Excerpt to read:

▬▬▬

We would never go so far as to say, okay, you're in Cincinnati. We're pulling the Bengals from your marketplace. Obviously, we are spending a lot of money, as you pointed out, David, on our content, NFL included, our programming, et cetera, et cetera, et cetera. And we feel it's appropriate as our contracts with our affiliated stations come up that they pay us some money for that in reverse comp. We also expect our affiliated stations to be getting money, getting paid, from the MSOs and satellite companies, et cetera, and they should be getting paid for having that content. But once again, we hopefully will, and so far we have done that, successfully negotiated with all of them as the contracts come up to be able to make a deal that’s satisfactory to both sides. And we’ve been successful without any threats of pulling the plug. And that's the way we prefer to negotiate.

Operator

Operator

We'll now hear from James Mitchell with Goldman Sachs.

James Mitchell - Goldman Sachs Group Inc.

▬▬▬

Given entries:
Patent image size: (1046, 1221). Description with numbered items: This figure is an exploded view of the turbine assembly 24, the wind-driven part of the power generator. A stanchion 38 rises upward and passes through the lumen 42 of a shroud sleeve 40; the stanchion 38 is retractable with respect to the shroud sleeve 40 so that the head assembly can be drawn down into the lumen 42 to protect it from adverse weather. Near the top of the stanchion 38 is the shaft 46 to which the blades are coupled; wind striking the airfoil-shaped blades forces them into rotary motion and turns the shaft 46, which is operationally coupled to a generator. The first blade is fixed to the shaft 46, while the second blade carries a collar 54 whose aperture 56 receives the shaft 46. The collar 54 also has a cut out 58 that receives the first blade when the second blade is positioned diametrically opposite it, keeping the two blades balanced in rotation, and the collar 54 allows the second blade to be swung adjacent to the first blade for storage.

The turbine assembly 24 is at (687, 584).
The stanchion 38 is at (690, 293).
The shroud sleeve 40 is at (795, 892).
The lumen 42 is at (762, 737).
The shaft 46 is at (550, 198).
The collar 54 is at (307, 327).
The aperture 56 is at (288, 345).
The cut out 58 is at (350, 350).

▬▬▬

The request: Pick up the conference call transcript from its final words and continue it.

Response:
Analyst

First of all, more operation, it looked like the Local Broadcast division costs were down a little bit in the second quarter year-on-year after being up a little bit year-on-year in the first quarter. How did you bring costs down in that division against the momentous momentum you saw in revenue? And then second question, which would probably be the 14th question regarding Comcast, why not update your guidance for over $250 million in retrans revenue in 2012, given the Comcast deal presumably energizes payments from the 11-million-odd subscribers?

Joseph Ianniello

Analyst

Okay, so let me start with a Local Broadcasting. Look, we, obviously, at the end of last year, James, we put TV stations and radio stations under common management. So we took a restructuring charge in the first quarter of 2010. So clearly in the second quarter, you're starting to see the benefits. Also in the second quarter of 2009, we did have a $14 million write-off, which we have in the press release. So those two factors, I think, contributed to, again, lower costs. But, I mean, the key for us is you're seeing significant flow-through from the revenue into profits and you see what happens to the margin and expansion. And just to point out, just to be clear with you, I mean, we don't give guidance on the 250. What we said was we were well on track for that. This deal kind of validates that, and obviously, it's 10-year deal. So obviously, we expect growth from there. So really that's what we...

Leslie Moonves

Analyst

And with our partners, we have agreed also not to get too specific about details. This is a very global deal that includes a lot of assets for us and Comcast, so it's better not to be too specific, James.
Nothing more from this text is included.